- FRAGMENTO PARA LEER -
-- -- --
Dejar que se cometan masacres y culpar al narcotráfico para justificar la fumigación de los cultivos de coca, y no realizar los trámites de extradición o hacerlos mal para que Mancuso no vuelva a Colombia: ambos casos constatan el desgano del gobierno Duque no solo en cumplir los acuerdos con las Farc sino por la paz en Colombia.
La pertinacia del gobierno por la fumigación devela su poca o ninguna intención de llevar el Estado de manera integral a las regiones productoras de coca. Por las circunstancias socioeconómicas que están ligadas a los cultivos, su fumigación alimenta factores históricos de la violencia (victimización de población campesina mediante intoxicación, destrucción de cultivos de pan coger, desplazamiento de pequeños cultivadores y de los mismos cultivos, asesinato de líderes sociales, despojo de tierras, etc.), y exacerba la dinámica misma de esa economía ilegal. Fumigar es el atajo al que recurren los gobernantes de un Estado precario y bajo presión del gobierno estadounidense en proceso electoral. La guerra contra las drogas es una verdadera estrategia de dominación que le ha permitido a la potencia, además de erigirse en policía del mundo, configurar enemigos en cualquier contexto y momento —a la carta— a nivel mundial, particularmente en América Latina. La fumigación es también la mampara que utiliza Estados Unidos para orientar, asesorar y entrenar a las fuerzas Armadas colombianas en otras tareas, contra otros actores, en otros espacios y con otros objetivos..
-- -- --
- DESCRIPCIÓN DEL PROBLEMA -
Prosigue el texto sobre la fumigación de los cultivos de coca en Colombia a partir de su última oración. Los datos no hacen falta.

(Datos de detección de la disposición de documentos)
-- -- --
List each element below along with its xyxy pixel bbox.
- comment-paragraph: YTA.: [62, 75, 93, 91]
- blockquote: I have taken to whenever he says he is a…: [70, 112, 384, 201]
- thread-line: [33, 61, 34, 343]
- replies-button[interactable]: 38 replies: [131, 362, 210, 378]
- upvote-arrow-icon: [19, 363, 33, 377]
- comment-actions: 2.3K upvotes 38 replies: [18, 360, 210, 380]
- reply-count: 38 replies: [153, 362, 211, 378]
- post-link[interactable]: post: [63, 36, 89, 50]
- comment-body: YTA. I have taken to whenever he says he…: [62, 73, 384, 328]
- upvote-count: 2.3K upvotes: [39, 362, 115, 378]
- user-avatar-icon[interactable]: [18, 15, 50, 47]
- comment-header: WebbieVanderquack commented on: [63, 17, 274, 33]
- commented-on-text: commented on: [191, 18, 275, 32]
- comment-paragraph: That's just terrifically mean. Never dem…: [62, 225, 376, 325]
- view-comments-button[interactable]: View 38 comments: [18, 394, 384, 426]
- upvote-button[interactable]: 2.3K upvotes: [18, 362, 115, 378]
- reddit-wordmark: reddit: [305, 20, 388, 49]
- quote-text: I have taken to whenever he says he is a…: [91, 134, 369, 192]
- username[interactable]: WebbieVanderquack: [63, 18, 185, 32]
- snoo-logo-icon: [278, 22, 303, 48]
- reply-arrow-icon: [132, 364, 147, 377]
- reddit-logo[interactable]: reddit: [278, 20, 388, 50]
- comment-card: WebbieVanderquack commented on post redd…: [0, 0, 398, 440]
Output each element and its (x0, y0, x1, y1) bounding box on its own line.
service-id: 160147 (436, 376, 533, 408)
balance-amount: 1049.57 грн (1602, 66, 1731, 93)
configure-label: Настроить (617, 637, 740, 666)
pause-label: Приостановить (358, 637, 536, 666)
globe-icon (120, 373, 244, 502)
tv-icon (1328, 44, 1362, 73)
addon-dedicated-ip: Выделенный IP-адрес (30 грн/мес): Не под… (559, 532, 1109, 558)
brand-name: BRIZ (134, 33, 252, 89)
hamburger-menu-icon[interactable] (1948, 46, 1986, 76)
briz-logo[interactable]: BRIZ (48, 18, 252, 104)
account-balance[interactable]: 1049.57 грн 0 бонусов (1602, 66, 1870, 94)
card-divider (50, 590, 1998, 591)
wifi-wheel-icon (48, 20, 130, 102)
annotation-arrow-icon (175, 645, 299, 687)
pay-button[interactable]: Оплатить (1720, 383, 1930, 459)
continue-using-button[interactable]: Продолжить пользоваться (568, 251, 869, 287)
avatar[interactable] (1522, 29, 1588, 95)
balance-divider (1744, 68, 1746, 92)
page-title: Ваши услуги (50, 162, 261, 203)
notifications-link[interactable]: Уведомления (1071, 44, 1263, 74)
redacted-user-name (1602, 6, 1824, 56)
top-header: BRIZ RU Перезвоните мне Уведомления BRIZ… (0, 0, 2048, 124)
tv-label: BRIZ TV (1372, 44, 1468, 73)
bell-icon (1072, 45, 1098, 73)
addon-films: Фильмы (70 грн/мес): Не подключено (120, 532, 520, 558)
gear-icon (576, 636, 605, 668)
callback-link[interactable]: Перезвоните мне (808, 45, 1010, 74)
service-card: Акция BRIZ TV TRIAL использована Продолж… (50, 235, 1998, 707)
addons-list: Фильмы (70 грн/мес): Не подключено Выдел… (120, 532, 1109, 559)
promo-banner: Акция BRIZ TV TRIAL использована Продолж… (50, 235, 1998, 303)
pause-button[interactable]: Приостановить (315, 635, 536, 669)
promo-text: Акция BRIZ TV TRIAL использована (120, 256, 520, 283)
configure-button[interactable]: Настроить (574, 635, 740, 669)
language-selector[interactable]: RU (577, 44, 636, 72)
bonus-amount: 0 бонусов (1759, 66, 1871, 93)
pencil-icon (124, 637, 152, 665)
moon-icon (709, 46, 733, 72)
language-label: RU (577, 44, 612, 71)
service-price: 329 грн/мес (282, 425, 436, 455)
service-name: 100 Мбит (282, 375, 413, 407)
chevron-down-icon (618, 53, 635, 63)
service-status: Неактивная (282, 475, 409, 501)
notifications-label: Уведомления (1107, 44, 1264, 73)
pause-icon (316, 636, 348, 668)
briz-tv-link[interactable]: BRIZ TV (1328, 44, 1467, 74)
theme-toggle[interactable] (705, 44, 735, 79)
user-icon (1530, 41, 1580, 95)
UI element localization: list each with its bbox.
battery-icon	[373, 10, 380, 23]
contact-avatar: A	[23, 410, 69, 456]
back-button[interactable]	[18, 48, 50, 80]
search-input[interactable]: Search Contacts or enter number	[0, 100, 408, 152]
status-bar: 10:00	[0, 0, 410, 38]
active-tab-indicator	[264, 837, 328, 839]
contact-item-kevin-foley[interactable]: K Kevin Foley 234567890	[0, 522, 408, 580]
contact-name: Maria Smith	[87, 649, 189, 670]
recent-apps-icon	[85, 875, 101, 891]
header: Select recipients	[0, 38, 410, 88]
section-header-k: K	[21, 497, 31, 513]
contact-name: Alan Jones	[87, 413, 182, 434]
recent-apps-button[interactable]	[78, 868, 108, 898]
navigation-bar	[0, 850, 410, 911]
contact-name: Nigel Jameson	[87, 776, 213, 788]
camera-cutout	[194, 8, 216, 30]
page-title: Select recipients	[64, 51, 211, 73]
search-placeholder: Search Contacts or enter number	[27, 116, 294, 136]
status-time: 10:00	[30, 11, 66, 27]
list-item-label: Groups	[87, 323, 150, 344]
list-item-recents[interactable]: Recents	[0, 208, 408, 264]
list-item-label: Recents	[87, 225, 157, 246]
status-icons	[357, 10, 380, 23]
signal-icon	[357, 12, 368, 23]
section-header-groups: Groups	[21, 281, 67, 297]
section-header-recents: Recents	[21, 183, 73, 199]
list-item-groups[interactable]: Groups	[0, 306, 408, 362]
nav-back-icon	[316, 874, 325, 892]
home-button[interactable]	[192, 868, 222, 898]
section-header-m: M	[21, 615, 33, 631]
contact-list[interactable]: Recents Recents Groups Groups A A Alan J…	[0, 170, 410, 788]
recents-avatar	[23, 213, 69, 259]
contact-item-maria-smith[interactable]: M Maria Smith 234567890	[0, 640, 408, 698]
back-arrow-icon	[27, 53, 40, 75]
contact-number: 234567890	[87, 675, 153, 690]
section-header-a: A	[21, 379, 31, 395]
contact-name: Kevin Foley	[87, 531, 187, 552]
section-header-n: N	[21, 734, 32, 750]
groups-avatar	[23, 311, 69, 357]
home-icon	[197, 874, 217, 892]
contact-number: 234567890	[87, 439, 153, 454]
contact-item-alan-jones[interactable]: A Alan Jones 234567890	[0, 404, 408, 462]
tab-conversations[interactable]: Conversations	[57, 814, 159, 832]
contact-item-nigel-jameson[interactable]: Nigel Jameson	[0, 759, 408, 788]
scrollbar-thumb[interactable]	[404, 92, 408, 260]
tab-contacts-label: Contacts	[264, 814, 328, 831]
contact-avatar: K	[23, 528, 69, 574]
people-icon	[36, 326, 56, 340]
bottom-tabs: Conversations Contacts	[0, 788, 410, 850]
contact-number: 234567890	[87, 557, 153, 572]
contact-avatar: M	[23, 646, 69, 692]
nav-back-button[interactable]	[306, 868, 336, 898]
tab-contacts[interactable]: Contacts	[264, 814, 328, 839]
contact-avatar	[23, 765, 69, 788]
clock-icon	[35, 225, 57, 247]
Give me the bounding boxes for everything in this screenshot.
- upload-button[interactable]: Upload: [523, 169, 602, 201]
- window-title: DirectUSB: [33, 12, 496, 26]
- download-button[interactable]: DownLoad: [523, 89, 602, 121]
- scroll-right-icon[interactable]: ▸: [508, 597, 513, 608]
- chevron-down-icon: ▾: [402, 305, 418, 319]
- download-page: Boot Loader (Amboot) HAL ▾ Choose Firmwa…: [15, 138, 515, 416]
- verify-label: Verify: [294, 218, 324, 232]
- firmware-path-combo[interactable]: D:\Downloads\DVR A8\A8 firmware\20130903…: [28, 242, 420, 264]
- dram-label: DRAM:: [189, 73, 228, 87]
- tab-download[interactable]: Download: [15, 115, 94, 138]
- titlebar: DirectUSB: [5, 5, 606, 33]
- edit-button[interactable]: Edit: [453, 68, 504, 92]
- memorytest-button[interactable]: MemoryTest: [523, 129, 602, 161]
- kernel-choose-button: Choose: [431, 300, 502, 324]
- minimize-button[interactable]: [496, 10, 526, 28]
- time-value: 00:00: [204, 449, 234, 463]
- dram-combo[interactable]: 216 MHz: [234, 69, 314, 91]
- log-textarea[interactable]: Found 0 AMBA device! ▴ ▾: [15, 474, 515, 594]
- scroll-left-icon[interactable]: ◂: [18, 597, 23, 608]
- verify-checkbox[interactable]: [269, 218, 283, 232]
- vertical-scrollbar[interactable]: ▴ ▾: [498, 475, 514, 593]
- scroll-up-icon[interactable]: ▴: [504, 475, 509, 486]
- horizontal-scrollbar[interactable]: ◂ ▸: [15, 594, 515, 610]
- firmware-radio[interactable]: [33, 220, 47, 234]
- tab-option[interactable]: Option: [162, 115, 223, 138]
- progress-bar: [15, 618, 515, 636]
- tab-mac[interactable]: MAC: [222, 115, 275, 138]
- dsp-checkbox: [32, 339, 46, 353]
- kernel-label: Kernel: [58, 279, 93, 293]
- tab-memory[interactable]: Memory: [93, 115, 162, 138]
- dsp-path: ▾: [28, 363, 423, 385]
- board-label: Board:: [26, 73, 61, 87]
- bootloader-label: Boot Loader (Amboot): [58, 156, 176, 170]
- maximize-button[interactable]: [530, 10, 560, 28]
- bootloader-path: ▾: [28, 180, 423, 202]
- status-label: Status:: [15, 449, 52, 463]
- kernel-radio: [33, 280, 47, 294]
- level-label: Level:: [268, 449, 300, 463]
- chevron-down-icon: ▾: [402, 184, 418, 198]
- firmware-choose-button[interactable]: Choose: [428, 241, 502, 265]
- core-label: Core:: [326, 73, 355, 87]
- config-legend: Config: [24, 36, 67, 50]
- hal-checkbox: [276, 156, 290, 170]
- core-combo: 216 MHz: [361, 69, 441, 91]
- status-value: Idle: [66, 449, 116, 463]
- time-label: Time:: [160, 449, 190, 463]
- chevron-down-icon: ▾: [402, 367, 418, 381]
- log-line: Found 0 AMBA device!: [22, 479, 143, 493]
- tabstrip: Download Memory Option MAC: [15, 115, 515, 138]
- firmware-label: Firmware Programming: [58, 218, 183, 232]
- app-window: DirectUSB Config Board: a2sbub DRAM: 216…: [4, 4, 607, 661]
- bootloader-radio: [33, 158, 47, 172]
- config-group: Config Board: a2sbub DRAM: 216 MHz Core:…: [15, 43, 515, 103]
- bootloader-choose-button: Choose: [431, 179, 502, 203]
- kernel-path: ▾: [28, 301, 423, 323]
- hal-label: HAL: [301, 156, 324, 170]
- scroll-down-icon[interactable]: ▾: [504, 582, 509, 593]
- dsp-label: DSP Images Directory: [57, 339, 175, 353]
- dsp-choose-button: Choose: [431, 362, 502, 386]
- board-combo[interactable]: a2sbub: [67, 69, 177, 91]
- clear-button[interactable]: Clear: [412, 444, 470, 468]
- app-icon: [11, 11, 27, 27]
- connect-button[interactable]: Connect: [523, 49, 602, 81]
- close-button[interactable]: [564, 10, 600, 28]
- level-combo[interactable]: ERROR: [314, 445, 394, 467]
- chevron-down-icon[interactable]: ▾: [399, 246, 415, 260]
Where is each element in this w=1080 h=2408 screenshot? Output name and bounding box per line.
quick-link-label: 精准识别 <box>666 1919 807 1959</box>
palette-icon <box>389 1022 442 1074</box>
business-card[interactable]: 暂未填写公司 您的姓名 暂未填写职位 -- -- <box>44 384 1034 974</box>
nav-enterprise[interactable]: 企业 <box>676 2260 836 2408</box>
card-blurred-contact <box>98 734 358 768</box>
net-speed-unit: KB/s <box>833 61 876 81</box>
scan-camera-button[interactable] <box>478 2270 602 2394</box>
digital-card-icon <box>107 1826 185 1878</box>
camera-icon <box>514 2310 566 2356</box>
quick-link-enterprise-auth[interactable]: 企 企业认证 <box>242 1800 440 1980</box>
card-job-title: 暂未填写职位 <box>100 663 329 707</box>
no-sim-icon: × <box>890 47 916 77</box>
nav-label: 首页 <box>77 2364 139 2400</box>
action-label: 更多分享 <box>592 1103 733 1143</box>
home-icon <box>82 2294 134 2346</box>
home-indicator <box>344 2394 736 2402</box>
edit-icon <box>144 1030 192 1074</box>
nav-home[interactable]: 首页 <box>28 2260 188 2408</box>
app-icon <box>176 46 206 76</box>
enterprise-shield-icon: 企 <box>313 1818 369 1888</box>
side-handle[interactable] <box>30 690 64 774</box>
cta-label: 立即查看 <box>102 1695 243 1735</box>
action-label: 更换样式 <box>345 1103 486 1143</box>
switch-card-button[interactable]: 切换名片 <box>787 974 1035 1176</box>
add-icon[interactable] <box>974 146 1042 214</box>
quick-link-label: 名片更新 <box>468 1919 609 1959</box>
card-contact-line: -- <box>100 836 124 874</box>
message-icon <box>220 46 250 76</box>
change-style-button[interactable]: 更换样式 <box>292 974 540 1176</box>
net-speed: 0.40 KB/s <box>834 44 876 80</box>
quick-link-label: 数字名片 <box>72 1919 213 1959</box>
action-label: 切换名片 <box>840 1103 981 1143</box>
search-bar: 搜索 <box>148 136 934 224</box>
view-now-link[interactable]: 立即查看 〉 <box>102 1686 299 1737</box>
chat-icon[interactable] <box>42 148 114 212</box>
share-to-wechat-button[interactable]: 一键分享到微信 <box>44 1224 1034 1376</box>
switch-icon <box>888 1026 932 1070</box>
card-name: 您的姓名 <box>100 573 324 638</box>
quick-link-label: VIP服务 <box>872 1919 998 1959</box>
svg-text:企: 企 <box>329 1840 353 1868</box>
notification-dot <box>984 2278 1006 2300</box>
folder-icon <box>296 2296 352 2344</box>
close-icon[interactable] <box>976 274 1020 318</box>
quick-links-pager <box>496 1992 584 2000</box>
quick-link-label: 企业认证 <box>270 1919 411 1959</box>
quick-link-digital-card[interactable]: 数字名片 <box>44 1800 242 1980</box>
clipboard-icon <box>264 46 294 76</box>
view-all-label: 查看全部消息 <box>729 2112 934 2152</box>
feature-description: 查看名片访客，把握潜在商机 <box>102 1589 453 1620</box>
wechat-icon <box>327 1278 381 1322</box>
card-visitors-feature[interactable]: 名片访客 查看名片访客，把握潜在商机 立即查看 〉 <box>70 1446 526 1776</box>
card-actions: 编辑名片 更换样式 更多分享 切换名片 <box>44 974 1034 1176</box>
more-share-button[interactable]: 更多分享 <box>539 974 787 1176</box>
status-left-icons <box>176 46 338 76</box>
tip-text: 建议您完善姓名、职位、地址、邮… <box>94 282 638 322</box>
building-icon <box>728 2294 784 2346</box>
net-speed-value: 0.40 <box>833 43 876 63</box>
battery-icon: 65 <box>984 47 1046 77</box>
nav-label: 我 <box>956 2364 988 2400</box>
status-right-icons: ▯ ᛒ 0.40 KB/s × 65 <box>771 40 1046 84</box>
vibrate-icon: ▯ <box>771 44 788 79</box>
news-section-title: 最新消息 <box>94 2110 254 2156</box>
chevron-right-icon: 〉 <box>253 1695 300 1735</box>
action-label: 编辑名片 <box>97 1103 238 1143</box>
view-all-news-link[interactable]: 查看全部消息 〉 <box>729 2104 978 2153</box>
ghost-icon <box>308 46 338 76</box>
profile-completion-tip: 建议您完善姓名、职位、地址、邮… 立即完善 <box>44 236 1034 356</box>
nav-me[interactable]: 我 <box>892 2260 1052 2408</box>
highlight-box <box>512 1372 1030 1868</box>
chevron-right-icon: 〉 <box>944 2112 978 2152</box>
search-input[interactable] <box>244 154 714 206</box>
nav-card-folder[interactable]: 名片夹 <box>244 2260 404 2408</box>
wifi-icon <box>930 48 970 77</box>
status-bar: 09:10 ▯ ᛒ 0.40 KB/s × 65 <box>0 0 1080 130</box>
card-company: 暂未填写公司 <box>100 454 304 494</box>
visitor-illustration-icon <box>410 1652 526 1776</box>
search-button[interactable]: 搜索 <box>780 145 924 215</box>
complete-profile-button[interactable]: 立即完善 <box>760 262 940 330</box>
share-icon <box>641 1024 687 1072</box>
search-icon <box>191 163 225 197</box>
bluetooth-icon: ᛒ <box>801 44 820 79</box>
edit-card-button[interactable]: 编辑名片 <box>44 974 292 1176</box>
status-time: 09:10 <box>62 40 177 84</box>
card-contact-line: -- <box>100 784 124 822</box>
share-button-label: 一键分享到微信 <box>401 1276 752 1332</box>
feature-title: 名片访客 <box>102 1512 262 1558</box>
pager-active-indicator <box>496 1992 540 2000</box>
-- -- --
- RESULTADO -
Aparte de su utilidad estratégica, el discurso de la guerra contra las drogas ofrece ventajas puntuales. La generosa “ayuda” gringa se gira directamente a multinacionales de ese país, especializadas en vender los bienes y servicios que se utilizan en las intervenciones antinarcóticos en el exterior (Dyncorp International, Lockheed-Martin y sus subsidiarias, las dos más beneficiadas en el caso colombiano). Es decir, se fumigan los cultivos para también irrigar las finanzas de empresas gringas, pero no para erradicar la droga. Los resultados del Plan Colombia son bien elocuentes: se le dio duro a las Farc —supuestamente el mayor cartel de drogas del mundo—, pero los cultivos han continuado su expansión, los grupos armados han proliferado y el tráfico —o por lo menos las incautaciones— ha crecido en tiempos de COVID-19.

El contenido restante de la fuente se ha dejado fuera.